For this exercise, copy out each line of the material below that includes "chart".

╭─ SUPPLIED MATERIAL

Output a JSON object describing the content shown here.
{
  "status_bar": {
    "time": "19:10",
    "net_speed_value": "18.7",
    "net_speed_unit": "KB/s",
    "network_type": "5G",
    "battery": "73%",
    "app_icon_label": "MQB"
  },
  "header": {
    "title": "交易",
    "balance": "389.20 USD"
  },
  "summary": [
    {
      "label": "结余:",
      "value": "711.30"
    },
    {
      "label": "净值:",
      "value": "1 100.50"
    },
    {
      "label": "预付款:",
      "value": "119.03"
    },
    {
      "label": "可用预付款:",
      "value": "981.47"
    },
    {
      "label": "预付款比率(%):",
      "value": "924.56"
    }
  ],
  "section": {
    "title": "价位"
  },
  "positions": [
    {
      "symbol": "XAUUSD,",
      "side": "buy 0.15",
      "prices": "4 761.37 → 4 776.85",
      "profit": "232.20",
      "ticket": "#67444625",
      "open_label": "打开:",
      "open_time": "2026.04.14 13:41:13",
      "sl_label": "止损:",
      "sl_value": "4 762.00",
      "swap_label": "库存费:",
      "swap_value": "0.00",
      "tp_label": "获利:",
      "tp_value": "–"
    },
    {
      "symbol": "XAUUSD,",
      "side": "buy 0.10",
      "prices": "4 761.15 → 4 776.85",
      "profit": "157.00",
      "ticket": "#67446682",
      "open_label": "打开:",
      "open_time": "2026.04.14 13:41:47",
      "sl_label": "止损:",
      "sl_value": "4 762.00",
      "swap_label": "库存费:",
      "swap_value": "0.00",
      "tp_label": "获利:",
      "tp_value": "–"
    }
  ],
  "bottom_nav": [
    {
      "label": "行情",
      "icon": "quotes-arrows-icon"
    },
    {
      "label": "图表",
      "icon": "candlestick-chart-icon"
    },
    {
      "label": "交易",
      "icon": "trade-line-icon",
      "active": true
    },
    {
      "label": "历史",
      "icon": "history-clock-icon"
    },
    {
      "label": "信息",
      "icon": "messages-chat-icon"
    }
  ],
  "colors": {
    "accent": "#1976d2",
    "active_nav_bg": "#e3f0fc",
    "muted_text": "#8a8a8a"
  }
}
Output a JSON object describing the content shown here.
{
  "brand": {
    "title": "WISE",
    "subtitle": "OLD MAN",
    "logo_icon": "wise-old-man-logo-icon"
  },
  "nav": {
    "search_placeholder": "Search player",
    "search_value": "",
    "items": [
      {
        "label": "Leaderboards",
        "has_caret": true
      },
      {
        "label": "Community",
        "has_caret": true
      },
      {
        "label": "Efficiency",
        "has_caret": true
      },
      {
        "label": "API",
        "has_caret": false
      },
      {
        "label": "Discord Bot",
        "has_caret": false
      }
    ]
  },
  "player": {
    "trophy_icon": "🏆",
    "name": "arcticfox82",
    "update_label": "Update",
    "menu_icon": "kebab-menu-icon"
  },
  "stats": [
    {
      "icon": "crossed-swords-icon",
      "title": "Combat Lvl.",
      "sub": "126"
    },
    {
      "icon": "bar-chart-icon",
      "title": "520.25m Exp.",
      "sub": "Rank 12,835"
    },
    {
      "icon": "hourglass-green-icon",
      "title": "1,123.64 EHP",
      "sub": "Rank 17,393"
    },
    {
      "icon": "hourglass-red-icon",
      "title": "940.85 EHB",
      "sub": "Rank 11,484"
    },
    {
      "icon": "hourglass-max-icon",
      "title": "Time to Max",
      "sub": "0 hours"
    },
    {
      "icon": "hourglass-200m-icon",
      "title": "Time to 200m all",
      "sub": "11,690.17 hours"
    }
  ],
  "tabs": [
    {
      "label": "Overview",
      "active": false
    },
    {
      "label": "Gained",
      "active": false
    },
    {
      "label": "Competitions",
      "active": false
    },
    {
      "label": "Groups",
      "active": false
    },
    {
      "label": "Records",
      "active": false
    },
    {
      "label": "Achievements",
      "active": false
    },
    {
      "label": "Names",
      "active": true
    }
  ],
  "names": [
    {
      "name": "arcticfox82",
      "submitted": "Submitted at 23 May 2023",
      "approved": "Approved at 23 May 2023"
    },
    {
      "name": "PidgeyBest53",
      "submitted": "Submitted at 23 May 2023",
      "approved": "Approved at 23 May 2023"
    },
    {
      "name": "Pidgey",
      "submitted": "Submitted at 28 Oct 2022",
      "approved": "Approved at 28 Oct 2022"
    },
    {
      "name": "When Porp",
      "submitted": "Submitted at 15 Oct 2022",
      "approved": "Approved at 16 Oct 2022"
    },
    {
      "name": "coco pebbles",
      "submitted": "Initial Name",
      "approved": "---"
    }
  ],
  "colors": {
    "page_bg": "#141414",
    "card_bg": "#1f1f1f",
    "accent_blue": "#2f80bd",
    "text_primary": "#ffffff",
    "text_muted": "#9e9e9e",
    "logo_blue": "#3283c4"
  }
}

╰─

_RESULT OF THE TASK_
      "icon": "candlestick-chart-icon"
      "icon": "bar-chart-icon",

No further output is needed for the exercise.